→ **Given instruction**
Return the listing word for word, as given.

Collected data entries
▬▬▬▬▬▬
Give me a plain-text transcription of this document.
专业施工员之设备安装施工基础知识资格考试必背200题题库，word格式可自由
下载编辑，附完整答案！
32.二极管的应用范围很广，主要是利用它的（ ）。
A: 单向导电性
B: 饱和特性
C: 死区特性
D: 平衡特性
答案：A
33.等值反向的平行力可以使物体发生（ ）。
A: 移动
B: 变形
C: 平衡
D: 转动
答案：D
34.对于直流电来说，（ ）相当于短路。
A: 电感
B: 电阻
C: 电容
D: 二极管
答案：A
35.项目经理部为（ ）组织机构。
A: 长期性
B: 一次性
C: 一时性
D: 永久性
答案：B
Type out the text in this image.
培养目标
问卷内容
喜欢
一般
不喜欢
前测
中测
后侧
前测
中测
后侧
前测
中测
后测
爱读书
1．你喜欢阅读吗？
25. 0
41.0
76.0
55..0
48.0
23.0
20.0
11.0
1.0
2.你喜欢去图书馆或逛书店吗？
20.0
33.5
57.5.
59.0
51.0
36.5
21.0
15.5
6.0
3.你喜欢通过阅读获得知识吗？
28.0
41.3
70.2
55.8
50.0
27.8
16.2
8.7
▬▬▬▬▬▬
→ **Response to the exercise**
Give me a plain-text transcription of this document.
专业施工员之设备安装施工基础知识资格考试必背200题题库，word格式可自由
下载编辑，附完整答案！
32.二极管的应用范围很广，主要是利用它的（ ）。
A: 单向导电性
B: 饱和特性
C: 死区特性
D: 平衡特性
答案：A
33.等值反向的平行力可以使物体发生（ ）。
A: 移动
B: 变形
C: 平衡
D: 转动
答案：D
34.对于直流电来说，（ ）相当于短路。
A: 电感
B: 电阻
C: 电容
D: 二极管
答案：A
35.项目经理部为（ ）组织机构。
A: 长期性
B: 一次性
C: 一时性
D: 永久性
答案：B
Type out the text in this image.
培养目标
问卷内容
喜欢
一般
不喜欢
前测
中测
后侧
前测
中测
后侧
前测
中测
后测
爱读书
1．你喜欢阅读吗？
25. 0
41.0
76.0
55..0
48.0
23.0
20.0
11.0
1.0
2.你喜欢去图书馆或逛书店吗？
20.0
33.5
57.5.
59.0
51.0
36.5
21.0
15.5
6.0
3.你喜欢通过阅读获得知识吗？
28.0
41.3
70.2
55.8
50.0
27.8
16.2
8.7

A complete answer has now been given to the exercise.